§ **TASK**
Below are the records; collect from them each line containing the string "zúčastnilo".

──────── RECORDS FOR PROCESSING ────────

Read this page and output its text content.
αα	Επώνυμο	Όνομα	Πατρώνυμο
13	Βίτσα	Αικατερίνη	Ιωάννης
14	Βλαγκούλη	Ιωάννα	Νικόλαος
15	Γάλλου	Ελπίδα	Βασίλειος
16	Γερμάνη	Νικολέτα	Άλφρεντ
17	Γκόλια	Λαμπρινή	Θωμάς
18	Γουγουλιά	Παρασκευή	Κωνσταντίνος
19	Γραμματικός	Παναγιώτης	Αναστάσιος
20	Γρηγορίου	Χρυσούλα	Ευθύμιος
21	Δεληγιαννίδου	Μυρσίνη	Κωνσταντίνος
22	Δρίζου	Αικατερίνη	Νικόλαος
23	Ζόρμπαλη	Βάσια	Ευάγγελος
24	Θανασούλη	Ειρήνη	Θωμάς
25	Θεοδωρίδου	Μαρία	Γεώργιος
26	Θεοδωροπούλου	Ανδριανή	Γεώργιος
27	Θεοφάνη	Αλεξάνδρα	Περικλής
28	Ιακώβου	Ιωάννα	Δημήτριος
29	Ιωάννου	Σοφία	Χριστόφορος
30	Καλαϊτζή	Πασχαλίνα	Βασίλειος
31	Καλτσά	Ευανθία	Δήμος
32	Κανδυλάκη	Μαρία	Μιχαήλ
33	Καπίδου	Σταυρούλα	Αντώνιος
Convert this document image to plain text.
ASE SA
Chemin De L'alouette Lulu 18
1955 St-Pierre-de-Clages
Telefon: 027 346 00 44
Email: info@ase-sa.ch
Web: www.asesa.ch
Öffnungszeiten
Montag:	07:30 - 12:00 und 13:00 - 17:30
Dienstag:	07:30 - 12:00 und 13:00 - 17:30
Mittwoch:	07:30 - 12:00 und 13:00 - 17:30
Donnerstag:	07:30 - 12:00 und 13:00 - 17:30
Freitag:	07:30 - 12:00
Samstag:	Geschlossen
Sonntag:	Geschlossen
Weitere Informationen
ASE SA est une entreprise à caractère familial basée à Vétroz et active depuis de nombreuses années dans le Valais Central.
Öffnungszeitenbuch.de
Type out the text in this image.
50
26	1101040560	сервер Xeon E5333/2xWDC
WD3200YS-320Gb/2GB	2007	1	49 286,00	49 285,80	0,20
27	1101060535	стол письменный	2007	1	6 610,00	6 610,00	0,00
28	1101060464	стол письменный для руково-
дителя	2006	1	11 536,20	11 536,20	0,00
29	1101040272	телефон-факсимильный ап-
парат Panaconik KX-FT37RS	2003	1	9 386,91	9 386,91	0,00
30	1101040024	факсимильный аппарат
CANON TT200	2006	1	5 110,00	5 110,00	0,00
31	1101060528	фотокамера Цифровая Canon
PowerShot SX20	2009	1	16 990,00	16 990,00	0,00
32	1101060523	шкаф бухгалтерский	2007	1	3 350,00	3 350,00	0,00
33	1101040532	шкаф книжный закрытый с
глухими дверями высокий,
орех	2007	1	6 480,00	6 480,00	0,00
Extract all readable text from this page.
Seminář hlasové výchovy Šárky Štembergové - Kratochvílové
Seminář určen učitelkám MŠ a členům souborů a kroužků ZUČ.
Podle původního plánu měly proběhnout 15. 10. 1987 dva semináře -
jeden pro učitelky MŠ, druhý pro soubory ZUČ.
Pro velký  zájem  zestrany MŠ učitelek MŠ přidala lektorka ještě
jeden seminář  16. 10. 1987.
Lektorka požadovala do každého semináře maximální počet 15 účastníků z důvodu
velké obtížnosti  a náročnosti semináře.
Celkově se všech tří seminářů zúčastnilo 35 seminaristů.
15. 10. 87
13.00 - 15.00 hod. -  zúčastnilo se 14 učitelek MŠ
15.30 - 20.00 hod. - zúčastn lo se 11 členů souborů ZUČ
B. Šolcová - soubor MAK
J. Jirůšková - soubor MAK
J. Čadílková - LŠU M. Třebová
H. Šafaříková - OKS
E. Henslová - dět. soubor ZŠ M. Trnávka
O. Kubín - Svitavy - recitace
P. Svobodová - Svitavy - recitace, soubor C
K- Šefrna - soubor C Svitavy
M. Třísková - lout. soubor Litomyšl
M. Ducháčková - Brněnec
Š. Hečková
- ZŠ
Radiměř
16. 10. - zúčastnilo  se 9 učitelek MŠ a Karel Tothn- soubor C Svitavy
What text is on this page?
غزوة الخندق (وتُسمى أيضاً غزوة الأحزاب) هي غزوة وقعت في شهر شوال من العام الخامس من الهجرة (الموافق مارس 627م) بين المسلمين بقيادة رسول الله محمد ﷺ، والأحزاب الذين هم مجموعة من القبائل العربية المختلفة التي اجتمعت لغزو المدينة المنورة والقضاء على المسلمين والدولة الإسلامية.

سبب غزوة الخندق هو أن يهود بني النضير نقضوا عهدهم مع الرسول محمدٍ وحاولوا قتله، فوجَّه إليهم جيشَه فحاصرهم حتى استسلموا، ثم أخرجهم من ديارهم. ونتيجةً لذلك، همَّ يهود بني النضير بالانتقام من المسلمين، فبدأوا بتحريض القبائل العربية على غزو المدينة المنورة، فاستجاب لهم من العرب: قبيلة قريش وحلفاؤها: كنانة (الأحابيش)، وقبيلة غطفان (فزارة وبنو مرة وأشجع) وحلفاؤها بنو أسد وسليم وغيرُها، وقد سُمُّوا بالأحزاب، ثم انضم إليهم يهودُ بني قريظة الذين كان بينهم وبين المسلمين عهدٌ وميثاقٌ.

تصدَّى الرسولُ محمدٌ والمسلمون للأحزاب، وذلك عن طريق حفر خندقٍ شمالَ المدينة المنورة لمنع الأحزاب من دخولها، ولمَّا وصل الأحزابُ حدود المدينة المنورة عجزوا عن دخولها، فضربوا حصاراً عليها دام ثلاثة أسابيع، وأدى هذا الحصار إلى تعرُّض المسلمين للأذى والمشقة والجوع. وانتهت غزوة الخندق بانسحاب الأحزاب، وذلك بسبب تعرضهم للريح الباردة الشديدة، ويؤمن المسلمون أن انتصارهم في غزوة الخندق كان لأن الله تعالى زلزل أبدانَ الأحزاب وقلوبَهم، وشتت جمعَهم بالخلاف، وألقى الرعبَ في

────────

§ **FINAL RESULT**
Celkově se všech tří seminářů zúčastnilo 35 seminaristů.
13.00 - 15.00 hod. -  zúčastnilo se 14 učitelek MŠ
16. 10. - zúčastnilo  se 9 učitelek MŠ a Karel Tothn- soubor C Svitavy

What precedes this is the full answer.